=== Begin Enclosure ===

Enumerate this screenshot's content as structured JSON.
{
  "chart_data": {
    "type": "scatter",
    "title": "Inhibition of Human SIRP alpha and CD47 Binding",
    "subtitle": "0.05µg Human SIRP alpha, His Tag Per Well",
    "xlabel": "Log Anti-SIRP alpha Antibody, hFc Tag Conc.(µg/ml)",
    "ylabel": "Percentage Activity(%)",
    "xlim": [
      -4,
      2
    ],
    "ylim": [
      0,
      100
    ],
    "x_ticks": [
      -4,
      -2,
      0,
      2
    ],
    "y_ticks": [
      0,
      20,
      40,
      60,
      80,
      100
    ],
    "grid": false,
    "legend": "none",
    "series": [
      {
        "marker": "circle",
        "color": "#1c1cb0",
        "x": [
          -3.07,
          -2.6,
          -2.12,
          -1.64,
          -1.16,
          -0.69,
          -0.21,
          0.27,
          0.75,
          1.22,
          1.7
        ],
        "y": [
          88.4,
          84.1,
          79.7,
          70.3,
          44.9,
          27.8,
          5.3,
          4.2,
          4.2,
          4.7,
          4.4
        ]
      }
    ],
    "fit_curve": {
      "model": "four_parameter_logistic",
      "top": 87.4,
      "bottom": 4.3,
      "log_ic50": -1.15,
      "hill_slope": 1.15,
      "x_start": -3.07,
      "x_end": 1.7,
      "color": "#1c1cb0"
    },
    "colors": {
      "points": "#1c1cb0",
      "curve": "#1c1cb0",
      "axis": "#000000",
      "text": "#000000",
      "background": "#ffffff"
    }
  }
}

=== End Enclosure ===

WHAT THIS TASK INVOLVES
The answer must be the full listing, returned exactly as given.

ANSWER FOR THIS EXERCISE
Enumerate this screenshot's content as structured JSON.
{
  "chart_data": {
    "type": "scatter",
    "title": "Inhibition of Human SIRP alpha and CD47 Binding",
    "subtitle": "0.05µg Human SIRP alpha, His Tag Per Well",
    "xlabel": "Log Anti-SIRP alpha Antibody, hFc Tag Conc.(µg/ml)",
    "ylabel": "Percentage Activity(%)",
    "xlim": [
      -4,
      2
    ],
    "ylim": [
      0,
      100
    ],
    "x_ticks": [
      -4,
      -2,
      0,
      2
    ],
    "y_ticks": [
      0,
      20,
      40,
      60,
      80,
      100
    ],
    "grid": false,
    "legend": "none",
    "series": [
      {
        "marker": "circle",
        "color": "#1c1cb0",
        "x": [
          -3.07,
          -2.6,
          -2.12,
          -1.64,
          -1.16,
          -0.69,
          -0.21,
          0.27,
          0.75,
          1.22,
          1.7
        ],
        "y": [
          88.4,
          84.1,
          79.7,
          70.3,
          44.9,
          27.8,
          5.3,
          4.2,
          4.2,
          4.7,
          4.4
        ]
      }
    ],
    "fit_curve": {
      "model": "four_parameter_logistic",
      "top": 87.4,
      "bottom": 4.3,
      "log_ic50": -1.15,
      "hill_slope": 1.15,
      "x_start": -3.07,
      "x_end": 1.7,
      "color": "#1c1cb0"
    },
    "colors": {
      "points": "#1c1cb0",
      "curve": "#1c1cb0",
      "axis": "#000000",
      "text": "#000000",
      "background": "#ffffff"
    }
  }
}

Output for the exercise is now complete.